→ **WRITTEN TASK**
From the entries below, list each line with "аналитической".

%%

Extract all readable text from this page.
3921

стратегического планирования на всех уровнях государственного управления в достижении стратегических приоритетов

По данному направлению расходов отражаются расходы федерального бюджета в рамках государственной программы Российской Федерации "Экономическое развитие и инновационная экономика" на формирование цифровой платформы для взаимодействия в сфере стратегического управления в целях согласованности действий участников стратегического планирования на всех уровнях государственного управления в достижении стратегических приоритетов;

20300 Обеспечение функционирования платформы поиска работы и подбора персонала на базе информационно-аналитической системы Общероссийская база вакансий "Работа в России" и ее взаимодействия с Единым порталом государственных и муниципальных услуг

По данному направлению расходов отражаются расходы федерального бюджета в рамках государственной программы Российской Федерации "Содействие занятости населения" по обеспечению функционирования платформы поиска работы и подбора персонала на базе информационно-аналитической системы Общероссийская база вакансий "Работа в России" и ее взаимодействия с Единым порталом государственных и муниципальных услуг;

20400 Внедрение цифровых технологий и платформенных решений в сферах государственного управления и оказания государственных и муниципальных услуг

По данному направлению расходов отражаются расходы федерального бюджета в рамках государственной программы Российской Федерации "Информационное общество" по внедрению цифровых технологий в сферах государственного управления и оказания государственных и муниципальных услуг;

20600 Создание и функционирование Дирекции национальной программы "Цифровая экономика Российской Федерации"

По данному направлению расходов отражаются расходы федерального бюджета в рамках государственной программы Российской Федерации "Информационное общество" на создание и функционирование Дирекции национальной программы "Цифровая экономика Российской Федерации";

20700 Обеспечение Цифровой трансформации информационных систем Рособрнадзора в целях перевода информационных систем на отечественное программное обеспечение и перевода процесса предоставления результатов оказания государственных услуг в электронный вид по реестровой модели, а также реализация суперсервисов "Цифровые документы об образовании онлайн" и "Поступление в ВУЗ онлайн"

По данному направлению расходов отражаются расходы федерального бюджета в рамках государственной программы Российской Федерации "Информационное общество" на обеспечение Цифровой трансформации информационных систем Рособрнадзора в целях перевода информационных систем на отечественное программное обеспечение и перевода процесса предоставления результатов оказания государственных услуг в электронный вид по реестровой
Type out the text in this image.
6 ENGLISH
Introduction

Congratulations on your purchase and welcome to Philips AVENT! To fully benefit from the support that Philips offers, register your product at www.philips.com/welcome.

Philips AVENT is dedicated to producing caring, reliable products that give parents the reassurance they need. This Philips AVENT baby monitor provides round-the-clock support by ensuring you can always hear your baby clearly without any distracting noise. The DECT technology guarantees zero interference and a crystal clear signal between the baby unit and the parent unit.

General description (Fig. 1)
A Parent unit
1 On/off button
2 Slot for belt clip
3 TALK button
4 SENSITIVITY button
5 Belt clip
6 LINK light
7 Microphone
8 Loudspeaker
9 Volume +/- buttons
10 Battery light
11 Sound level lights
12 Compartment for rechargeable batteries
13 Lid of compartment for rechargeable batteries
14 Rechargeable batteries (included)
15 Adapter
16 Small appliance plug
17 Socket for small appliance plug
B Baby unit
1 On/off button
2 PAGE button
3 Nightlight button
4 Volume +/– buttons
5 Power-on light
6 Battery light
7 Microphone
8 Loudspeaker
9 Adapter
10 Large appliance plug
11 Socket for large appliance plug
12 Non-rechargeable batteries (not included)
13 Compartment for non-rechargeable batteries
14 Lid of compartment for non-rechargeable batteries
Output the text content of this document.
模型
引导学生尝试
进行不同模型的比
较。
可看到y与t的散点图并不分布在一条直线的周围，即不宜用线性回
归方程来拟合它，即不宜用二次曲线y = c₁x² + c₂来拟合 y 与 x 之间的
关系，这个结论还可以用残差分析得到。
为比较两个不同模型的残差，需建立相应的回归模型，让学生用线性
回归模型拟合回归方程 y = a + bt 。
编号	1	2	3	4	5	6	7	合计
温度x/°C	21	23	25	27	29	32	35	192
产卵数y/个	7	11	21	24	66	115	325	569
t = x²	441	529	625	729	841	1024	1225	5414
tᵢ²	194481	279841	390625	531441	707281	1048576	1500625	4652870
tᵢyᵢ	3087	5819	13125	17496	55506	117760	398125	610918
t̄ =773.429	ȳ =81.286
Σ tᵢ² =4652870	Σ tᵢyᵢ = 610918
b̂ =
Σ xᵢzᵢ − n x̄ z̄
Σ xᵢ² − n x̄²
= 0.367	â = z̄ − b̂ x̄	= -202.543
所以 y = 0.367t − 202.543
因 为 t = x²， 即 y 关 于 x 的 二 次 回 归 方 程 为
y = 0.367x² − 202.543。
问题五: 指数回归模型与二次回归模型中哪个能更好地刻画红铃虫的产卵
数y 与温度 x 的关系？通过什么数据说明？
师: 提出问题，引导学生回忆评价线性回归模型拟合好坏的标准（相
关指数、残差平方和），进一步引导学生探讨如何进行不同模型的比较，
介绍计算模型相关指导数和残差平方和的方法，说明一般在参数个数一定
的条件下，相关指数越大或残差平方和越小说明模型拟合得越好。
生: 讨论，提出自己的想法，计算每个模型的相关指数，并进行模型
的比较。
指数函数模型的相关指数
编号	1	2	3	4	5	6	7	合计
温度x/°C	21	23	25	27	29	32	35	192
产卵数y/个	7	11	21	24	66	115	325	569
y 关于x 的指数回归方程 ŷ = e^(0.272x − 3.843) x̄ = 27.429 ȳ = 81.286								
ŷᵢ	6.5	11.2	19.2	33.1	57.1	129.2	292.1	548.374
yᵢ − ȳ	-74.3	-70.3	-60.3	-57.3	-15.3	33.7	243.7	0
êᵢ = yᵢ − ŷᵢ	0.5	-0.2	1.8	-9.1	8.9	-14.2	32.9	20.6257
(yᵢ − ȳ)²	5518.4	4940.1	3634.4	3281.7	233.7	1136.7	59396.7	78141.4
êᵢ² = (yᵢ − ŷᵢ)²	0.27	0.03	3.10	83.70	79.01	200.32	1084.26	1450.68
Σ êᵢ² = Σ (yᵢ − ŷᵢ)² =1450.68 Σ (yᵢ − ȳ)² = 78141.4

%%

→ **TASK ANSWER**
20300 Обеспечение функционирования платформы поиска работы и подбора персонала на базе информационно-аналитической системы Общероссийская база вакансий "Работа в России" и ее взаимодействия с Единым порталом государственных и муниципальных услуг
По данному направлению расходов отражаются расходы федерального бюджета в рамках государственной программы Российской Федерации "Содействие занятости населения" по обеспечению функционирования платформы поиска работы и подбора персонала на базе информационно-аналитической системы Общероссийская база вакансий "Работа в России" и ее взаимодействия с Единым порталом государственных и муниципальных услуг;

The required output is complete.